Figure data in JSON

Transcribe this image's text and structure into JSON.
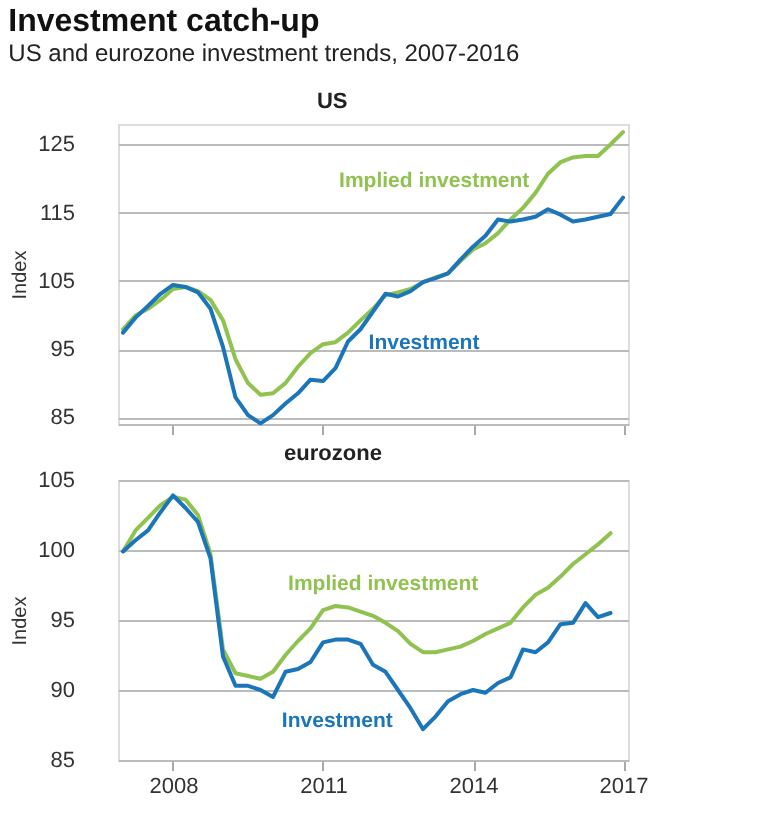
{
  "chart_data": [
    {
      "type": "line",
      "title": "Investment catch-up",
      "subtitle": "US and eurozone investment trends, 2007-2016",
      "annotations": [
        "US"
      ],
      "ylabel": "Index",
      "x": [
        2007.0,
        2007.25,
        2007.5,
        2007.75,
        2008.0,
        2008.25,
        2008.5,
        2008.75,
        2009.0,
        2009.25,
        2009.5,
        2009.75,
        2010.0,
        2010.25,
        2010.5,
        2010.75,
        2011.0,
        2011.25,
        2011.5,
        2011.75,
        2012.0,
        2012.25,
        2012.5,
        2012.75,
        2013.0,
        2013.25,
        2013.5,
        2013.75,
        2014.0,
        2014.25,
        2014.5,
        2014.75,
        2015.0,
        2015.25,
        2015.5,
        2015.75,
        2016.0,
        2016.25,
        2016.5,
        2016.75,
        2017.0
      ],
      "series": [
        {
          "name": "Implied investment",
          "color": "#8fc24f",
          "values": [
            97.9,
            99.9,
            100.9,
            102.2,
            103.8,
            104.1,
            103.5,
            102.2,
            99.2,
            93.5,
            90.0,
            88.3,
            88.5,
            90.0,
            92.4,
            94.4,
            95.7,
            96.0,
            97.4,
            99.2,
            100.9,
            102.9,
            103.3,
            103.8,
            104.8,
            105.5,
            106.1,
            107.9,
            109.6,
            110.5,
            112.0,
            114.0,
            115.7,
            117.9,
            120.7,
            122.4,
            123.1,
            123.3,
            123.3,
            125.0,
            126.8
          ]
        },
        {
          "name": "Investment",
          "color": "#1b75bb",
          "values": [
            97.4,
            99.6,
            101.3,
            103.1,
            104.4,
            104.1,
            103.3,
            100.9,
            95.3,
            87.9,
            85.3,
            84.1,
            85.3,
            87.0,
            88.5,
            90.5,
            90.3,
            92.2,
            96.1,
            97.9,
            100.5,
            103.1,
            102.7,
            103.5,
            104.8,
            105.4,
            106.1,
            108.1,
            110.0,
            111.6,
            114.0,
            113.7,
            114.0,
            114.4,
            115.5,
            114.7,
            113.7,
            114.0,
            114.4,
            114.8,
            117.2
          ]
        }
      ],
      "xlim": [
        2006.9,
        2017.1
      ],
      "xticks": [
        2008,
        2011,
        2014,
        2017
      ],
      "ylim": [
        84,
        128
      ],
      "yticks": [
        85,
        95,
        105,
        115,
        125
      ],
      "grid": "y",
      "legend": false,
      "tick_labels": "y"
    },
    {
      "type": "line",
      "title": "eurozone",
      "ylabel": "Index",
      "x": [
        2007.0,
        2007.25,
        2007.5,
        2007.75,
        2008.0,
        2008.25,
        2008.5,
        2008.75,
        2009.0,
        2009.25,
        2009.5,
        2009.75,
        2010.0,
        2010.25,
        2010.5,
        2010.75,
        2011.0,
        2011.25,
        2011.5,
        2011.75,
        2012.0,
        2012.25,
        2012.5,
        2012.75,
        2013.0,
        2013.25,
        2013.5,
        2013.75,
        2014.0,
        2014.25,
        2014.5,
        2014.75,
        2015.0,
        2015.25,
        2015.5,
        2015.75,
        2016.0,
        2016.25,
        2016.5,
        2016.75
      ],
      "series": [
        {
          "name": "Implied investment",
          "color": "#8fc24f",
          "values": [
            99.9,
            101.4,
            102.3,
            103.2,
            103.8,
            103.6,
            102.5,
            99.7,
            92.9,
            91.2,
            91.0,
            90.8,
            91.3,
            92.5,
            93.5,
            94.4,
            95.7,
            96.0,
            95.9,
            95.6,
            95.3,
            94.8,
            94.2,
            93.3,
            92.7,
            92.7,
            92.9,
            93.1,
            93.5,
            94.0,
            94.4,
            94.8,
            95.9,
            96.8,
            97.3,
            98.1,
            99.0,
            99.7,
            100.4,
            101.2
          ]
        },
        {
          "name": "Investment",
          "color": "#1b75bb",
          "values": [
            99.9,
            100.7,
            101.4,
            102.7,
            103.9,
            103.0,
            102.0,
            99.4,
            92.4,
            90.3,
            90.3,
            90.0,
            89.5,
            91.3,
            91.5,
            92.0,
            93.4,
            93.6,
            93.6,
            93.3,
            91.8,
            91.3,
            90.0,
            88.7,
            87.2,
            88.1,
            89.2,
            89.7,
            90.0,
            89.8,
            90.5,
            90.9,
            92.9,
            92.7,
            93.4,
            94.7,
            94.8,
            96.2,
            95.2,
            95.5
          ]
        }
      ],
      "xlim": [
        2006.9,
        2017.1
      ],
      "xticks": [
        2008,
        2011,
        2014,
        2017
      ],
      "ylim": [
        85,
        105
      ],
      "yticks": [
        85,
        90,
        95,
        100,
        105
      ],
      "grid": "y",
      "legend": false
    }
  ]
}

==

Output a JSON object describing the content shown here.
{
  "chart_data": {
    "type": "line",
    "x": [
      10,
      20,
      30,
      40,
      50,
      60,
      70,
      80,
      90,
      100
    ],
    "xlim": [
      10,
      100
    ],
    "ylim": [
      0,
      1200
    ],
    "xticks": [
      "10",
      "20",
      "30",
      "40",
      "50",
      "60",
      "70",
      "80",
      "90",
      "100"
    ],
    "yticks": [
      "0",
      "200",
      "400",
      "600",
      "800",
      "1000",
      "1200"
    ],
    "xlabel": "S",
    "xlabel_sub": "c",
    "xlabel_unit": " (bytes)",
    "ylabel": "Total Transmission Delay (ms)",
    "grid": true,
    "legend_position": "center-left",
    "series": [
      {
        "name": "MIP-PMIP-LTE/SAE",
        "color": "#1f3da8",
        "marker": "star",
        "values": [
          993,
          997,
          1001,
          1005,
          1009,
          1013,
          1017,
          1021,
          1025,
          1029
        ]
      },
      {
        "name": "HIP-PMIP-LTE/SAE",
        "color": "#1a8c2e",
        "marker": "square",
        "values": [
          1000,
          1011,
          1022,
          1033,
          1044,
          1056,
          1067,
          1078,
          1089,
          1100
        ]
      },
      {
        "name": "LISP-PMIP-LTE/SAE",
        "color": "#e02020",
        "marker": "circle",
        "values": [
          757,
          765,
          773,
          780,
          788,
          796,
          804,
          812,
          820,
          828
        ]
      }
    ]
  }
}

| Short problem |
Using the records above, copy every line that has the word "PMIP" in it.

| Written reply |
        "name": "MIP-PMIP-LTE/SAE",
        "name": "HIP-PMIP-LTE/SAE",
        "name": "LISP-PMIP-LTE/SAE",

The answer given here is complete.